• Record set:
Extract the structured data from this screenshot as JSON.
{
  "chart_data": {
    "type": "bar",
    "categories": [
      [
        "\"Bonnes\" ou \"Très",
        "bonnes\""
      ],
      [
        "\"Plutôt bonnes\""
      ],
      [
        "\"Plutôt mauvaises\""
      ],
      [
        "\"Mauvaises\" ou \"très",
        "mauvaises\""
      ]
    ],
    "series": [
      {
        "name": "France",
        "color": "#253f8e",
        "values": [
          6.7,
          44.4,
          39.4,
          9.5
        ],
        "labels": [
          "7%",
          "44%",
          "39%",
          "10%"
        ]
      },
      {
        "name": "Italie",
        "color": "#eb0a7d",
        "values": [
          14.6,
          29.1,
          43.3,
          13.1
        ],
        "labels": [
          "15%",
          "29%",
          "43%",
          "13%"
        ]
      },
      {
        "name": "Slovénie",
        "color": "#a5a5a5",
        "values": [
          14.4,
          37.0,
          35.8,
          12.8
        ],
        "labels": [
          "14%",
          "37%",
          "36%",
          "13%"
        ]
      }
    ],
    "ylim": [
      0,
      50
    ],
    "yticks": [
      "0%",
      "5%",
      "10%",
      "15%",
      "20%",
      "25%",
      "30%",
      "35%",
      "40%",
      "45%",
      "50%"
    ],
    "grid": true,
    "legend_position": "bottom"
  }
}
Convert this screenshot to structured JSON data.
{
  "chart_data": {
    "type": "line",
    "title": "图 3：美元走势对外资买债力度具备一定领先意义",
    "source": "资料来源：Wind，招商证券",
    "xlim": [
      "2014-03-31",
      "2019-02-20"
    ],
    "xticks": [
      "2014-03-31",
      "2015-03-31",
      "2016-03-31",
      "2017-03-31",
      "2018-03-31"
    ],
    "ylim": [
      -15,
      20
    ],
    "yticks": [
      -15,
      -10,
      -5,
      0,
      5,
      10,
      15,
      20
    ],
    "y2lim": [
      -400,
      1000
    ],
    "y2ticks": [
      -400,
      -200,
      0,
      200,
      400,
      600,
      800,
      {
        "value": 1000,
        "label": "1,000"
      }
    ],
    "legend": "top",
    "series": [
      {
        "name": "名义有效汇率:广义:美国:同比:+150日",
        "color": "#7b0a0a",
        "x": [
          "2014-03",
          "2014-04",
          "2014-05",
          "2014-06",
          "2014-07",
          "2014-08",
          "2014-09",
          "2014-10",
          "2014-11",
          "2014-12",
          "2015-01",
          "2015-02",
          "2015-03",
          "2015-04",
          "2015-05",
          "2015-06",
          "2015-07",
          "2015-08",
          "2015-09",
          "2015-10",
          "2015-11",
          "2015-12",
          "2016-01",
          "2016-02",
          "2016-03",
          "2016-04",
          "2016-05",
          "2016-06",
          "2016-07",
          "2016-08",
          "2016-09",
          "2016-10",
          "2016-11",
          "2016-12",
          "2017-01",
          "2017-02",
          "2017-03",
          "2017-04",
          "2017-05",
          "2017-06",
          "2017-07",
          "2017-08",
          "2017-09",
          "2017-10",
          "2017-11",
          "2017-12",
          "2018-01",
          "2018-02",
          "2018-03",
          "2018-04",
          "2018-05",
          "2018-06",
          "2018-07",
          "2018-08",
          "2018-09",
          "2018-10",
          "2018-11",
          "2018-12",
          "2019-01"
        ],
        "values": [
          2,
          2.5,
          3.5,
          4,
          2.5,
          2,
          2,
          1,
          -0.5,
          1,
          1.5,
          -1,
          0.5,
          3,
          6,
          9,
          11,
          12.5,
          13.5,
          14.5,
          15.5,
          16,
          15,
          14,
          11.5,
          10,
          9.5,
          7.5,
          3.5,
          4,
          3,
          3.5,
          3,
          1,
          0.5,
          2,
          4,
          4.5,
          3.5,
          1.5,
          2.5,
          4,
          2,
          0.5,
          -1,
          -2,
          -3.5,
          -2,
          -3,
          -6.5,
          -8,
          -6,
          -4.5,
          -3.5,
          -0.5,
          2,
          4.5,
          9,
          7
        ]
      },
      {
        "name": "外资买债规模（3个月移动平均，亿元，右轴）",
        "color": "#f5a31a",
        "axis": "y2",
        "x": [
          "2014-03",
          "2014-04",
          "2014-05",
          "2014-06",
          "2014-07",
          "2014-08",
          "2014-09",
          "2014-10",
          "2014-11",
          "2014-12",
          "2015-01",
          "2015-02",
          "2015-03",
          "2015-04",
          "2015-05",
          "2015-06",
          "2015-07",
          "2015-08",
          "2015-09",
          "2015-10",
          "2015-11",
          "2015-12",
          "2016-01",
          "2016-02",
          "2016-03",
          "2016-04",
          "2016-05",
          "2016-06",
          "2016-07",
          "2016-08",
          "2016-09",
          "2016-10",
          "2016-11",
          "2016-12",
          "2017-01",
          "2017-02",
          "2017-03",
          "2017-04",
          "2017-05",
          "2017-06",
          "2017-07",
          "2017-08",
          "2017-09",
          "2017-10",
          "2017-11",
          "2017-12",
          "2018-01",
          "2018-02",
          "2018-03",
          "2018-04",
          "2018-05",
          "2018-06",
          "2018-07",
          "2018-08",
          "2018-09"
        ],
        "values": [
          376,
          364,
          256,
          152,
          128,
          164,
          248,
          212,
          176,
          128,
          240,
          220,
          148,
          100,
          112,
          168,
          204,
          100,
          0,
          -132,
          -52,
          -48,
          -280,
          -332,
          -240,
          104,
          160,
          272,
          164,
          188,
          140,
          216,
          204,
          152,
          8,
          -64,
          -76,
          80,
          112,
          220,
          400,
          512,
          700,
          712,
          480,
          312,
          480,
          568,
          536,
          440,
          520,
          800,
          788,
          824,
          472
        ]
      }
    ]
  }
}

• What you need to do: In the records above, locate each line with the word "JSON". Copy all such lines.

• Exercise response:
Extract the structured data from this screenshot as JSON.
Convert this screenshot to structured JSON data.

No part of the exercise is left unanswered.